> _PROBLEM TO SOLVE_
Lines that contain the string "紧扣中心" are to be copied; leave out all others.
** Start **
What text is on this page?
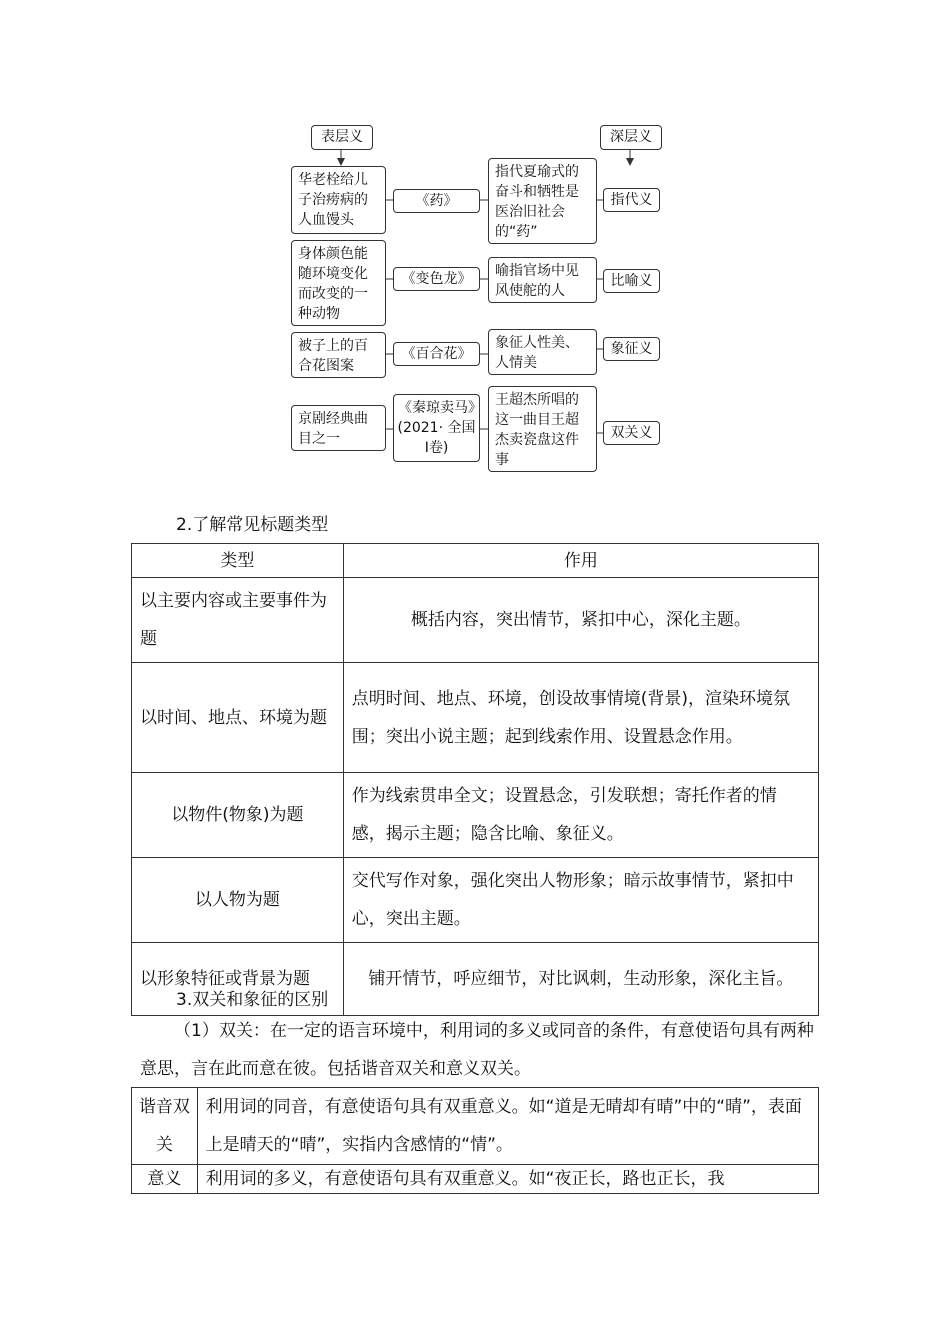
表层义	深层义
华老栓给儿子治痨病的人血馒头
《药》
指代夏瑜式的奋斗和牺牲是医治旧社会的“药”
指代义
身体颜色能随环境变化而改变的一种动物
《变色龙》	喻指官场中见风使舵的人
比喻义
被子上的百合花图案
《百合花》
象征人性美、人情美
象征义
京剧经典曲目之一
《秦琼卖马》(2021· 全国Ⅰ卷)
王超杰所唱的这一曲目王超杰卖瓷盘这件事
双关义
2.了解常见标题类型
类型	作用
以主要内容或主要事件为题	概括内容，突出情节，紧扣中心，深化主题。
以时间、地点、环境为题	点明时间、地点、环境，创设故事情境(背景)，渲染环境氛围；突出小说主题；起到线索作用、设置悬念作用。
以物件(物象)为题	作为线索贯串全文；设置悬念，引发联想；寄托作者的情感，揭示主题；隐含比喻、象征义。
以人物为题	交代写作对象，强化突出人物形象；暗示故事情节，紧扣中心，突出主题。
以形象特征或背景为题	铺开情节，呼应细节，对比讽刺，生动形象，深化主旨。
3.双关和象征的区别
（1）双关：在一定的语言环境中，利用词的多义或同音的条件，有意使语句具有两种意思，言在此而意在彼。包括谐音双关和意义双关。
谐音双关	利用词的同音，有意使语句具有双重意义。如“道是无晴却有晴”中的“晴”，表面上是晴天的“晴”，实指内含感情的“情”。
意义	利用词的多义，有意使语句具有双重意义。如“夜正长，路也正长，我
** End **
> _COMPLETED EXERCISE_
以主要内容或主要事件为题	概括内容，突出情节，紧扣中心，深化主题。
以人物为题	交代写作对象，强化突出人物形象；暗示故事情节，紧扣中心，突出主题。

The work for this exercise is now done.